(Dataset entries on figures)
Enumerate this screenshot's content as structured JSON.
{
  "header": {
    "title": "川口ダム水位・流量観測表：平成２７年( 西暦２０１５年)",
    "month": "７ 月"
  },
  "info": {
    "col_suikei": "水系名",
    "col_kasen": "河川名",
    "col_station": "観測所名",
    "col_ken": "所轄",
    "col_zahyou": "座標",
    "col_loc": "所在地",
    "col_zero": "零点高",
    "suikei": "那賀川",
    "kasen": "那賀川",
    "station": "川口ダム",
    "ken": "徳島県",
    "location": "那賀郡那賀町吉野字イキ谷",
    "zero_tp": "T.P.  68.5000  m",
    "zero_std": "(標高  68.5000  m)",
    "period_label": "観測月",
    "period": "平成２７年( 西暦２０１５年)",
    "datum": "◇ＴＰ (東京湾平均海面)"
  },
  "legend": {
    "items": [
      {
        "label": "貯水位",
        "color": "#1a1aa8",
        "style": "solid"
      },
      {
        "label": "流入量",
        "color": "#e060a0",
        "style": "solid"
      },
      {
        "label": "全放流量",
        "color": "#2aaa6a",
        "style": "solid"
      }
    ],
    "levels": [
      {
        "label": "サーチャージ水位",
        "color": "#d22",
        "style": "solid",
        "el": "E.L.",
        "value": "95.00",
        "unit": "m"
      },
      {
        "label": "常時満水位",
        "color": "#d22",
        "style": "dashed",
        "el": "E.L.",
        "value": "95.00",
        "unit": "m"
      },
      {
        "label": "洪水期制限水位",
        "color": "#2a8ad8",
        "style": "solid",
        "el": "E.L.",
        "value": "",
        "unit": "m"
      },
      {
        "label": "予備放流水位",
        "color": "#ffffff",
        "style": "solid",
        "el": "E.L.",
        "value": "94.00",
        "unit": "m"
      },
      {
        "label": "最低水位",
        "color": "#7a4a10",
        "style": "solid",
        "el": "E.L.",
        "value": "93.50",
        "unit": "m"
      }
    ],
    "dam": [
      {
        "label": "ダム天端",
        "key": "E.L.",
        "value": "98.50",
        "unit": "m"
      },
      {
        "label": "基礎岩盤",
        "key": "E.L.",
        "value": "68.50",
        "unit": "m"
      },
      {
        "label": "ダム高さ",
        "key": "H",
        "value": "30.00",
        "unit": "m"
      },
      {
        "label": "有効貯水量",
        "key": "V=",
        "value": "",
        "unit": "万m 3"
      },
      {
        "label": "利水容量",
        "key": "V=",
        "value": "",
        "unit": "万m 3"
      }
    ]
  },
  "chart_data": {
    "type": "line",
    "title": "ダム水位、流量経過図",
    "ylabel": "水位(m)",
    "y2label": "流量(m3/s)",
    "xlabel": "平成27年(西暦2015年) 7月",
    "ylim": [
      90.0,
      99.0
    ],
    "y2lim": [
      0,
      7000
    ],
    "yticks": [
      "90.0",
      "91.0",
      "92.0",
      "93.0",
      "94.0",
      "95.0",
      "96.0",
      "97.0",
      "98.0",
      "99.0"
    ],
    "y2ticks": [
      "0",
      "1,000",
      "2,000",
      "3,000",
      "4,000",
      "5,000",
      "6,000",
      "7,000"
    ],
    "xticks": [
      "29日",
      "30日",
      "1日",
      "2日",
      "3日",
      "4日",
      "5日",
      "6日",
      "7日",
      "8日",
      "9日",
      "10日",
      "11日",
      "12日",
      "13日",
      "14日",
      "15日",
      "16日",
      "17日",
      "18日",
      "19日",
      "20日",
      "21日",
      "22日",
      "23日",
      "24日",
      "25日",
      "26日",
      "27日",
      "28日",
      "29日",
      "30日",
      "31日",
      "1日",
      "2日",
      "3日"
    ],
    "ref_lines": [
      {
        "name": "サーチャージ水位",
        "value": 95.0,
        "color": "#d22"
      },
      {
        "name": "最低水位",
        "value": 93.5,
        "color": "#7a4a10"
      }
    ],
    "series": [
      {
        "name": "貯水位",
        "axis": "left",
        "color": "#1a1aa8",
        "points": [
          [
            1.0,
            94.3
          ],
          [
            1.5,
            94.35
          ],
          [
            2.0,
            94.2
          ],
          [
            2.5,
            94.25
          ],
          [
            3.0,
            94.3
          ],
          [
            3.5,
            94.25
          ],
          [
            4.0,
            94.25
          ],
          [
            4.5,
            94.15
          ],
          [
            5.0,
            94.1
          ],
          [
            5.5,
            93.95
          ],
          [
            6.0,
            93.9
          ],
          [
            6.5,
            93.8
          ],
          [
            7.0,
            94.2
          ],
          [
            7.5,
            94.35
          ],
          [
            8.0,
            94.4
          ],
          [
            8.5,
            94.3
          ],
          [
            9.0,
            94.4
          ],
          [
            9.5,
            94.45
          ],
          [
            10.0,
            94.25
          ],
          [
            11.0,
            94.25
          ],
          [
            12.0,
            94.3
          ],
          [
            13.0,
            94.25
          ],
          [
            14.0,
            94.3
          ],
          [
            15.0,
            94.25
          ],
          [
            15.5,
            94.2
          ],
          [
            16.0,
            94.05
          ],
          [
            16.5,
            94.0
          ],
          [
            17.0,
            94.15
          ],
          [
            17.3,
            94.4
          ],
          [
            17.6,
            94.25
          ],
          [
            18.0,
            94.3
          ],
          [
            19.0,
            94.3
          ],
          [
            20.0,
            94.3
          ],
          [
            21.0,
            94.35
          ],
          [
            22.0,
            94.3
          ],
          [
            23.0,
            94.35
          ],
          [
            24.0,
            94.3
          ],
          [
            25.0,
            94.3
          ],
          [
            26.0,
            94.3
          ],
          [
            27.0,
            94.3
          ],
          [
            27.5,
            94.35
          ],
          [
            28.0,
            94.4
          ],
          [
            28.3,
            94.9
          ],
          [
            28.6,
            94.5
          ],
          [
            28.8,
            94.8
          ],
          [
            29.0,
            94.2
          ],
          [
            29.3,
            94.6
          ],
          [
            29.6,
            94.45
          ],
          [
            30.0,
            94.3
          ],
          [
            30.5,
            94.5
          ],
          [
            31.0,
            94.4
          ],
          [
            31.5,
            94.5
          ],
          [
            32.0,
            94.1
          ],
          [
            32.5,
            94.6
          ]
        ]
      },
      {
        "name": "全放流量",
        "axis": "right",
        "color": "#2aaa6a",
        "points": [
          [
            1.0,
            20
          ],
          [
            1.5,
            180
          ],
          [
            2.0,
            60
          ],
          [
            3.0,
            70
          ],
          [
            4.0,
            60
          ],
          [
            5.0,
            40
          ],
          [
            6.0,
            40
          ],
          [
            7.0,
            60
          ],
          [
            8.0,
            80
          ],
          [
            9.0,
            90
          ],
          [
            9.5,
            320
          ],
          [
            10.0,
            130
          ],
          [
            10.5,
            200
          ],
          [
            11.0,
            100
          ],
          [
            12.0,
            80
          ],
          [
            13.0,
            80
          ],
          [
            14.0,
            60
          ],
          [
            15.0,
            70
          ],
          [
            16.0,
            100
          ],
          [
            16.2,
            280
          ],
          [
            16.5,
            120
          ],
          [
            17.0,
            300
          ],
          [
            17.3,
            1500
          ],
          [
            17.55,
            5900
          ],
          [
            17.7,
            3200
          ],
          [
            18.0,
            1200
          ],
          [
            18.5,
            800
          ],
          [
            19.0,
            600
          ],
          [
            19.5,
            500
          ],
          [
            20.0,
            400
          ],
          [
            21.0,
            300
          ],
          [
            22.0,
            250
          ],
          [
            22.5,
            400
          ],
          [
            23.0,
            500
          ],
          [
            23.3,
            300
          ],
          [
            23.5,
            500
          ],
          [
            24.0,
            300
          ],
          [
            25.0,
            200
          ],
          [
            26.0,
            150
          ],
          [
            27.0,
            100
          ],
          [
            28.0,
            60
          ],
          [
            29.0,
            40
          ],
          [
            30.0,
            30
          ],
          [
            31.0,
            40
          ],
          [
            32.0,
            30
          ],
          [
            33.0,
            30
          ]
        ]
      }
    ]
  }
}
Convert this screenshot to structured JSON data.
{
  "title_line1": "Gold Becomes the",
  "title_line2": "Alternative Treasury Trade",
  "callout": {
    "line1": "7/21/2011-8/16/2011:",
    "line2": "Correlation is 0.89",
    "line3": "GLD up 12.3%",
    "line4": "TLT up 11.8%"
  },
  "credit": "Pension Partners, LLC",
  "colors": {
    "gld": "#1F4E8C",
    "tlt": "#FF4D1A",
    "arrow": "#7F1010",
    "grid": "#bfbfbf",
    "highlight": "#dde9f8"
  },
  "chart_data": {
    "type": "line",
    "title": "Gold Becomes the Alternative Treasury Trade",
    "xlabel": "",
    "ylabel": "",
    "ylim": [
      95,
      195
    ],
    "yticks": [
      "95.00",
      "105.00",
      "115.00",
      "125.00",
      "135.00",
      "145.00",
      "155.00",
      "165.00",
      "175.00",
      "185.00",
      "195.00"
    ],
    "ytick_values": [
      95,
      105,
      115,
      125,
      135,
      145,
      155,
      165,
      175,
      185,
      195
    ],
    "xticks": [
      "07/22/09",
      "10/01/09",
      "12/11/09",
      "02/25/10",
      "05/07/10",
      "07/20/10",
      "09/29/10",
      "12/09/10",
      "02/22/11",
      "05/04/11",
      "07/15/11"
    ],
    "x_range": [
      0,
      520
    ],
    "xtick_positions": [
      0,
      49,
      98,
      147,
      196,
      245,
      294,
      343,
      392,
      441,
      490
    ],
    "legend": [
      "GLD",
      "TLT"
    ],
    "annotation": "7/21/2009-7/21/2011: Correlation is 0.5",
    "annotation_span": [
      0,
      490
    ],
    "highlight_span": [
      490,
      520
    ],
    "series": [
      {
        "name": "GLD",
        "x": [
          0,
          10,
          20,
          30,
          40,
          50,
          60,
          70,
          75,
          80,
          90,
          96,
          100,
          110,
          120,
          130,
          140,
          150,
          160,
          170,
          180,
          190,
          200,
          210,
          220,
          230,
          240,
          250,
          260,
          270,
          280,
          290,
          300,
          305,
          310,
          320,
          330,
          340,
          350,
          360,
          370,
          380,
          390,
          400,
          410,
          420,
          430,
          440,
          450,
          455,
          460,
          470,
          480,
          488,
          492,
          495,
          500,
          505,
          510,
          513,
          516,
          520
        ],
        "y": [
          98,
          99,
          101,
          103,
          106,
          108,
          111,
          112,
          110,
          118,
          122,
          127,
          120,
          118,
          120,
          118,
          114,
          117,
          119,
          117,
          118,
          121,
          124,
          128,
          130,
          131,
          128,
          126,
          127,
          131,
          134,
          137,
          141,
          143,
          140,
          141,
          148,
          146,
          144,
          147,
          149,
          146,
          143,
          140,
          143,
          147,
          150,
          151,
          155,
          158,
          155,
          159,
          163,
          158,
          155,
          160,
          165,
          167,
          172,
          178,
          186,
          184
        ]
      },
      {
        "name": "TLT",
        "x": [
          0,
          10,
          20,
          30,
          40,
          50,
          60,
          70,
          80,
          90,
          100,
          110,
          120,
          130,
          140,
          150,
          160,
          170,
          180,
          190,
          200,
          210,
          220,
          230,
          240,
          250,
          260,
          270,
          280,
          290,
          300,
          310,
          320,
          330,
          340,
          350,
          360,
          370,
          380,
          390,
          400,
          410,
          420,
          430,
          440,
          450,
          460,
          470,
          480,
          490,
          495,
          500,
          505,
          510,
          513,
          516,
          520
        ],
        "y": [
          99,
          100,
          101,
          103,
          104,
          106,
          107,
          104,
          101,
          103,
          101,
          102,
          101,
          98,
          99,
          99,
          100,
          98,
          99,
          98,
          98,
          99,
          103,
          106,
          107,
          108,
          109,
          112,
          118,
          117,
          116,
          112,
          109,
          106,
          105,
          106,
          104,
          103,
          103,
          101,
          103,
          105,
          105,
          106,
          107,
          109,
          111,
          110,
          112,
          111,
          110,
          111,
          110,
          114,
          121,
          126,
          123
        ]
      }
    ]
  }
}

[INSTRUCTIONS TO FOLLOW]
Copy every line in the records above that contains the word "Correlation".

[WRITTEN SOLUTION]
    "line2": "Correlation is 0.89",
    "annotation": "7/21/2009-7/21/2011: Correlation is 0.5",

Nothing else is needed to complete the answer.